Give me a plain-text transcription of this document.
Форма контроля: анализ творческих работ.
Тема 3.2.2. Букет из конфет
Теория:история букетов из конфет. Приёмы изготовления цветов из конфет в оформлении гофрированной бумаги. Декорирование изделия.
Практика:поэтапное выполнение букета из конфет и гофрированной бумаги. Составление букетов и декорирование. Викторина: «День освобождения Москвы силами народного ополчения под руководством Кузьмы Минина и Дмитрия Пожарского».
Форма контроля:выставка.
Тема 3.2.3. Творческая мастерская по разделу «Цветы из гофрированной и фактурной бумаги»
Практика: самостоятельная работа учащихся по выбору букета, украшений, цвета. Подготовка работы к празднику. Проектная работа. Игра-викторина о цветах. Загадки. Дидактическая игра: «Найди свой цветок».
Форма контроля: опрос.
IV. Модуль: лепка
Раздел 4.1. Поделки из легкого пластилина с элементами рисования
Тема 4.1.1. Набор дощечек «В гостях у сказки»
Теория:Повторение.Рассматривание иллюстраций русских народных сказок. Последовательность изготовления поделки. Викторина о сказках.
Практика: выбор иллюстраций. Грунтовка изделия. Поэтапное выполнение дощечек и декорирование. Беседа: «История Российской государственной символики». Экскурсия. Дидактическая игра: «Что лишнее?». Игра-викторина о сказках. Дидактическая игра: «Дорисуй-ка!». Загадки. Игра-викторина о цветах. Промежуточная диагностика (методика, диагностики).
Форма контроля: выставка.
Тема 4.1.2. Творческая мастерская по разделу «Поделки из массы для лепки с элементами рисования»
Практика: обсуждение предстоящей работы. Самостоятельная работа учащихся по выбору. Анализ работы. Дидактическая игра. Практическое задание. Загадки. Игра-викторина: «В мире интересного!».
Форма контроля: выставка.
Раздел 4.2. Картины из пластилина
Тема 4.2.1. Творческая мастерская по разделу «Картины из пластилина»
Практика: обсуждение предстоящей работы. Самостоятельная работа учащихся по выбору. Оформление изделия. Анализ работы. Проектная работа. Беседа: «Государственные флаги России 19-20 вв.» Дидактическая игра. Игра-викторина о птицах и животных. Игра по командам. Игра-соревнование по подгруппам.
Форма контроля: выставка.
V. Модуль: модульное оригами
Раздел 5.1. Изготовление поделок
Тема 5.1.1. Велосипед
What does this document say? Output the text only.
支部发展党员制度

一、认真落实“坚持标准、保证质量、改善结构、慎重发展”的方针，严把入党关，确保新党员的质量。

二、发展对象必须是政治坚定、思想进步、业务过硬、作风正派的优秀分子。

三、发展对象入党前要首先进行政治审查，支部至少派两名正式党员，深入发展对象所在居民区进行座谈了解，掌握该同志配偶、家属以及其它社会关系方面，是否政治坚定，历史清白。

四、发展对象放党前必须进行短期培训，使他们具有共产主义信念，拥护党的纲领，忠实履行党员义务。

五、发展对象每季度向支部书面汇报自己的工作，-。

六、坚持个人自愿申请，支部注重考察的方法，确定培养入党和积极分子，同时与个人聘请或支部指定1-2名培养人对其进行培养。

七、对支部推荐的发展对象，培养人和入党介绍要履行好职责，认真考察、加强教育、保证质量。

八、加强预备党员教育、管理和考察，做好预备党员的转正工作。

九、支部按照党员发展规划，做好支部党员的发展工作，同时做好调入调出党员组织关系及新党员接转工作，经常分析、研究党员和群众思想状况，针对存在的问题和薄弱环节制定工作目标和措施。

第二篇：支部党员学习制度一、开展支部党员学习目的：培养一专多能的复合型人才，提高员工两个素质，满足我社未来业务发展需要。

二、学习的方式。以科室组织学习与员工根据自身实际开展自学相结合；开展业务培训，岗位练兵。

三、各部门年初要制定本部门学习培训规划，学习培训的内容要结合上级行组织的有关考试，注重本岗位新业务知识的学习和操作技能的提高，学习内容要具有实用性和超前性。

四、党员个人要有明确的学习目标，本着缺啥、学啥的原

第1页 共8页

Directions for this task
Gather all lines from the records above in which "Картины" appears.

Response for this exercise
Раздел 4.2. Картины из пластилина
Тема 4.2.1. Творческая мастерская по разделу «Картины из пластилина»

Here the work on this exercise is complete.